RECORDS FOR PROCESSING:
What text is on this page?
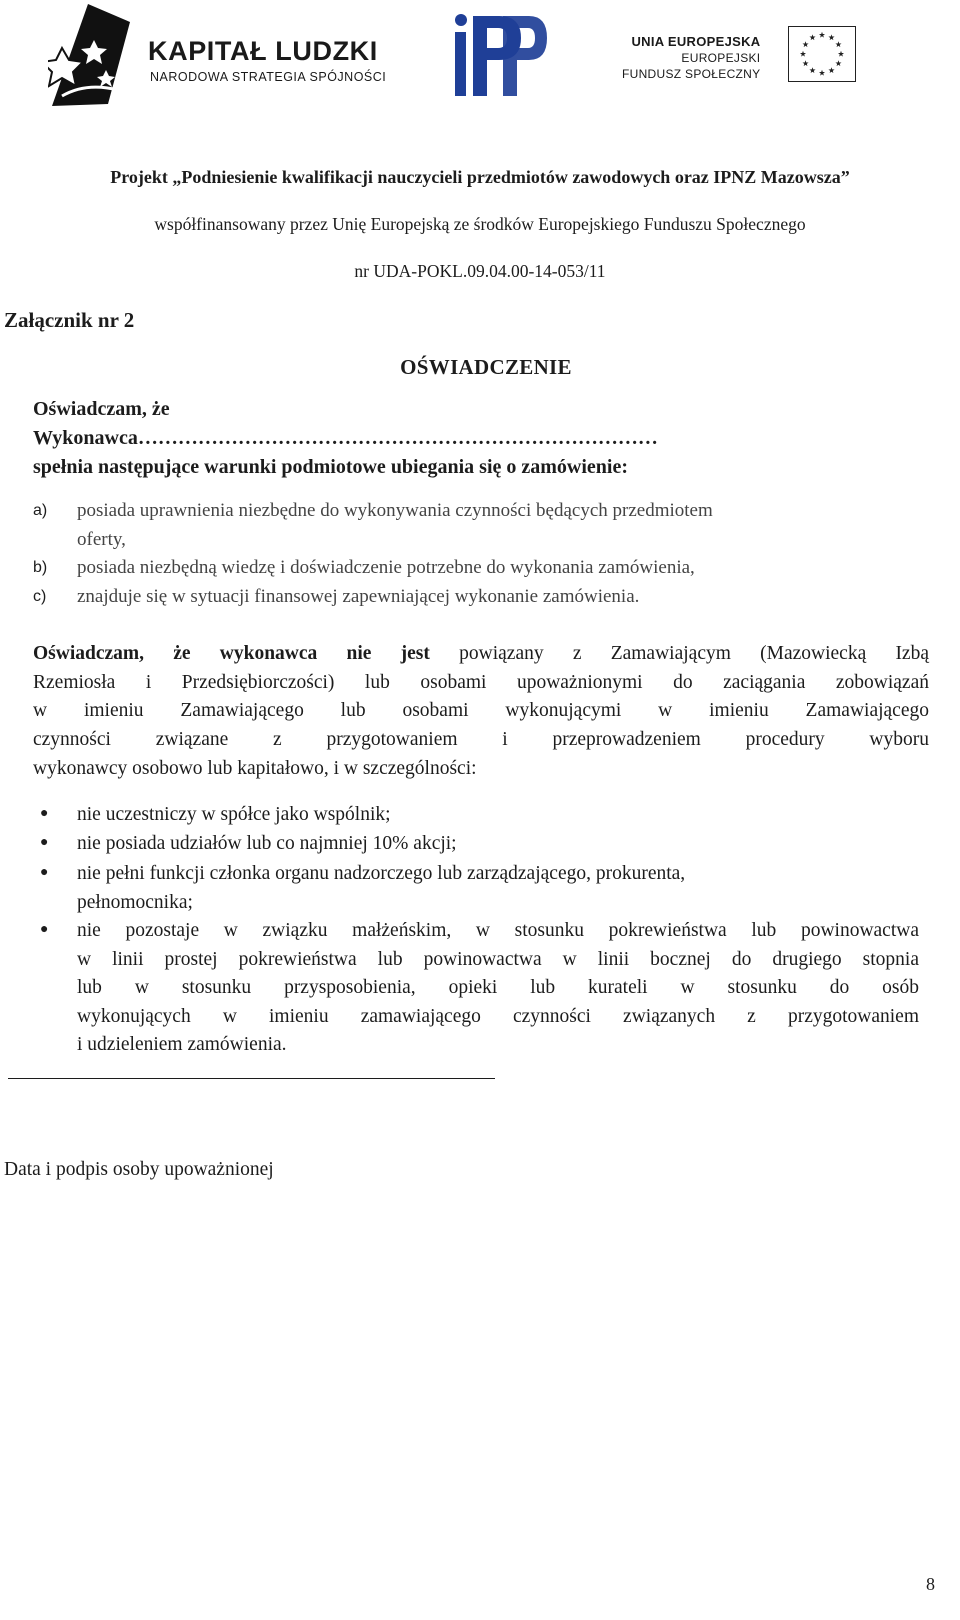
KAPITAŁ LUDZKI
NARODOWA STRATEGIA SPÓJNOŚCI
UNIA EUROPEJSKA
EUROPEJSKI
FUNDUSZ SPOŁECZNY
Projekt „Podniesienie kwalifikacji nauczycieli przedmiotów zawodowych oraz IPNZ Mazowsza”
współfinansowany przez Unię Europejską ze środków Europejskiego Funduszu Społecznego
nr UDA-POKL.09.04.00-14-053/11
Załącznik nr 2
OŚWIADCZENIE
Oświadczam, że
Wykonawca……………………………………………………………………
spełnia następujące warunki podmiotowe ubiegania się o zamówienie:
a) posiada uprawnienia niezbędne do wykonywania czynności będących przedmiotem
oferty,
b) posiada niezbędną wiedzę i doświadczenie potrzebne do wykonania zamówienia,
c) znajduje się w sytuacji finansowej zapewniającej wykonanie zamówienia.
Oświadczam, że wykonawca nie jest powiązany z Zamawiającym (Mazowiecką Izbą
Rzemiosła i Przedsiębiorczości) lub osobami upoważnionymi do zaciągania zobowiązań
w imieniu Zamawiającego lub osobami wykonującymi w imieniu Zamawiającego
czynności związane z przygotowaniem i przeprowadzeniem procedury wyboru
wykonawcy osobowo lub kapitałowo, i w szczególności:
● nie uczestniczy w spółce jako wspólnik;
● nie posiada udziałów lub co najmniej 10% akcji;
● nie pełni funkcji członka organu nadzorczego lub zarządzającego, prokurenta,
pełnomocnika;
● nie pozostaje w związku małżeńskim, w stosunku pokrewieństwa lub powinowactwa
w linii prostej pokrewieństwa lub powinowactwa w linii bocznej do drugiego stopnia
lub w stosunku przysposobienia, opieki lub kurateli w stosunku do osób
wykonujących w imieniu zamawiającego czynności związanych z przygotowaniem
i udzieleniem zamówienia.
Data i podpis osoby upoważnionej
8
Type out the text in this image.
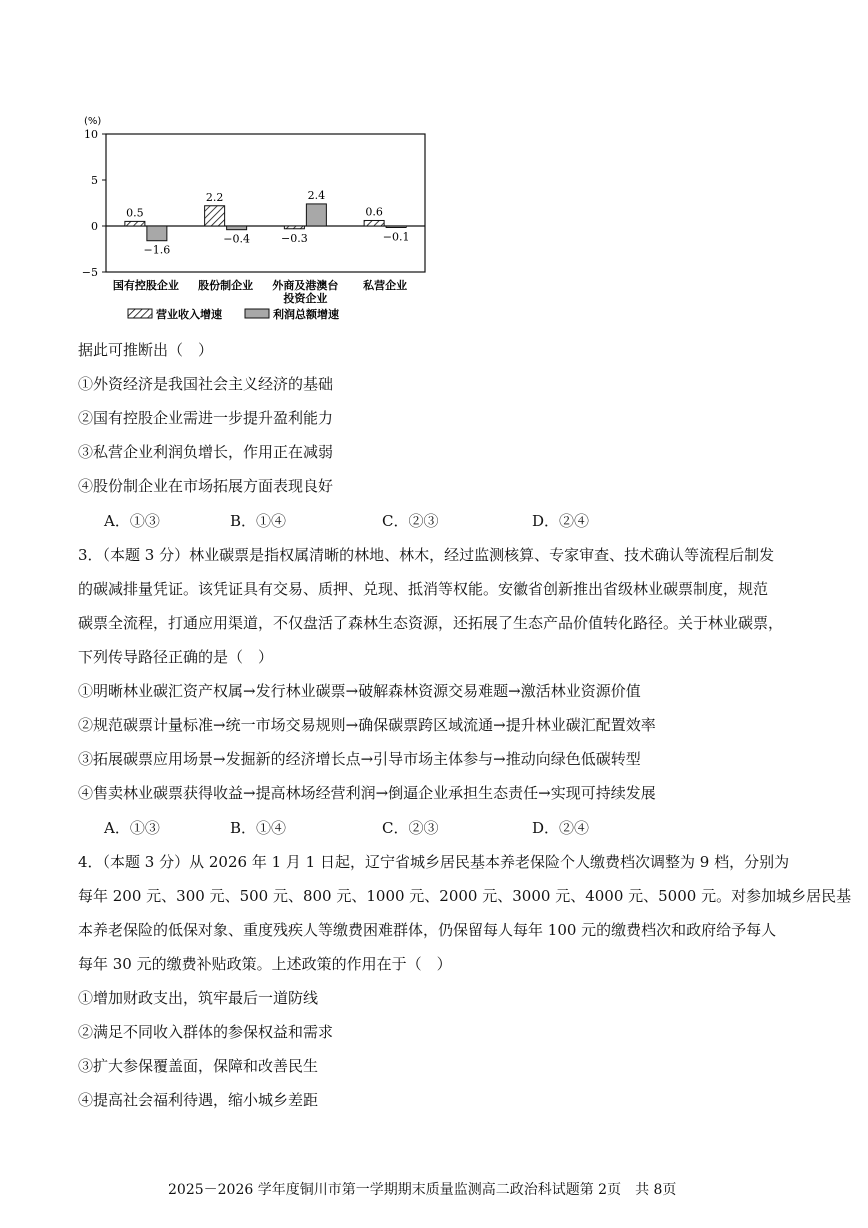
(%)
10
5
0
−5
0.5
−1.6
国有控股企业
2.2
−0.4
股份制企业
−0.3
2.4
外商及港澳台
投资企业
0.6
−0.1
私营企业
营业收入增速	利润总额增速
据此可推断出（　）
①外资经济是我国社会主义经济的基础
②国有控股企业需进一步提升盈利能力
③私营企业利润负增长，作用正在减弱
④股份制企业在市场拓展方面表现良好
A．①③	B．①④	C．②③	D．②④
3．（本题 3 分）林业碳票是指权属清晰的林地、林木，经过监测核算、专家审查、技术确认等流程后制发
的碳减排量凭证。该凭证具有交易、质押、兑现、抵消等权能。安徽省创新推出省级林业碳票制度，规范
碳票全流程，打通应用渠道，不仅盘活了森林生态资源，还拓展了生态产品价值转化路径。关于林业碳票，
下列传导路径正确的是（　）
①明晰林业碳汇资产权属→发行林业碳票→破解森林资源交易难题→激活林业资源价值
②规范碳票计量标准→统一市场交易规则→确保碳票跨区域流通→提升林业碳汇配置效率
③拓展碳票应用场景→发掘新的经济增长点→引导市场主体参与→推动向绿色低碳转型
④售卖林业碳票获得收益→提高林场经营利润→倒逼企业承担生态责任→实现可持续发展
A．①③	B．①④	C．②③	D．②④
4．（本题 3 分）从 2026 年 1 月 1 日起，辽宁省城乡居民基本养老保险个人缴费档次调整为 9 档，分别为
每年 200 元、300 元、500 元、800 元、1000 元、2000 元、3000 元、4000 元、5000 元。对参加城乡居民基
本养老保险的低保对象、重度残疾人等缴费困难群体，仍保留每人每年 100 元的缴费档次和政府给予每人
每年 30 元的缴费补贴政策。上述政策的作用在于（　）
①增加财政支出，筑牢最后一道防线
②满足不同收入群体的参保权益和需求
③扩大参保覆盖面，保障和改善民生
④提高社会福利待遇，缩小城乡差距
2025－2026 学年度铜川市第一学期期末质量监测高二政治科试题第 2页　共 8页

WHAT IS NEEDED: Quote everything in the listing above exactly; pictures are the only thing to omit.

REPLY:
What text is on this page?
KAPITAŁ LUDZKI
NARODOWA STRATEGIA SPÓJNOŚCI
UNIA EUROPEJSKA
EUROPEJSKI
FUNDUSZ SPOŁECZNY
Projekt „Podniesienie kwalifikacji nauczycieli przedmiotów zawodowych oraz IPNZ Mazowsza”
współfinansowany przez Unię Europejską ze środków Europejskiego Funduszu Społecznego
nr UDA-POKL.09.04.00-14-053/11
Załącznik nr 2
OŚWIADCZENIE
Oświadczam, że
Wykonawca……………………………………………………………………
spełnia następujące warunki podmiotowe ubiegania się o zamówienie:
a) posiada uprawnienia niezbędne do wykonywania czynności będących przedmiotem
oferty,
b) posiada niezbędną wiedzę i doświadczenie potrzebne do wykonania zamówienia,
c) znajduje się w sytuacji finansowej zapewniającej wykonanie zamówienia.
Oświadczam, że wykonawca nie jest powiązany z Zamawiającym (Mazowiecką Izbą
Rzemiosła i Przedsiębiorczości) lub osobami upoważnionymi do zaciągania zobowiązań
w imieniu Zamawiającego lub osobami wykonującymi w imieniu Zamawiającego
czynności związane z przygotowaniem i przeprowadzeniem procedury wyboru
wykonawcy osobowo lub kapitałowo, i w szczególności:
● nie uczestniczy w spółce jako wspólnik;
● nie posiada udziałów lub co najmniej 10% akcji;
● nie pełni funkcji członka organu nadzorczego lub zarządzającego, prokurenta,
pełnomocnika;
● nie pozostaje w związku małżeńskim, w stosunku pokrewieństwa lub powinowactwa
w linii prostej pokrewieństwa lub powinowactwa w linii bocznej do drugiego stopnia
lub w stosunku przysposobienia, opieki lub kurateli w stosunku do osób
wykonujących w imieniu zamawiającego czynności związanych z przygotowaniem
i udzieleniem zamówienia.
Data i podpis osoby upoważnionej
8
Type out the text in this image.
(%)
10
5
0
−5
0.5
−1.6
国有控股企业
2.2
−0.4
股份制企业
−0.3
2.4
外商及港澳台
投资企业
0.6
−0.1
私营企业
营业收入增速	利润总额增速
据此可推断出（　）
①外资经济是我国社会主义经济的基础
②国有控股企业需进一步提升盈利能力
③私营企业利润负增长，作用正在减弱
④股份制企业在市场拓展方面表现良好
A．①③	B．①④	C．②③	D．②④
3．（本题 3 分）林业碳票是指权属清晰的林地、林木，经过监测核算、专家审查、技术确认等流程后制发
的碳减排量凭证。该凭证具有交易、质押、兑现、抵消等权能。安徽省创新推出省级林业碳票制度，规范
碳票全流程，打通应用渠道，不仅盘活了森林生态资源，还拓展了生态产品价值转化路径。关于林业碳票，
下列传导路径正确的是（　）
①明晰林业碳汇资产权属→发行林业碳票→破解森林资源交易难题→激活林业资源价值
②规范碳票计量标准→统一市场交易规则→确保碳票跨区域流通→提升林业碳汇配置效率
③拓展碳票应用场景→发掘新的经济增长点→引导市场主体参与→推动向绿色低碳转型
④售卖林业碳票获得收益→提高林场经营利润→倒逼企业承担生态责任→实现可持续发展
A．①③	B．①④	C．②③	D．②④
4．（本题 3 分）从 2026 年 1 月 1 日起，辽宁省城乡居民基本养老保险个人缴费档次调整为 9 档，分别为
每年 200 元、300 元、500 元、800 元、1000 元、2000 元、3000 元、4000 元、5000 元。对参加城乡居民基
本养老保险的低保对象、重度残疾人等缴费困难群体，仍保留每人每年 100 元的缴费档次和政府给予每人
每年 30 元的缴费补贴政策。上述政策的作用在于（　）
①增加财政支出，筑牢最后一道防线
②满足不同收入群体的参保权益和需求
③扩大参保覆盖面，保障和改善民生
④提高社会福利待遇，缩小城乡差距
2025－2026 学年度铜川市第一学期期末质量监测高二政治科试题第 2页　共 8页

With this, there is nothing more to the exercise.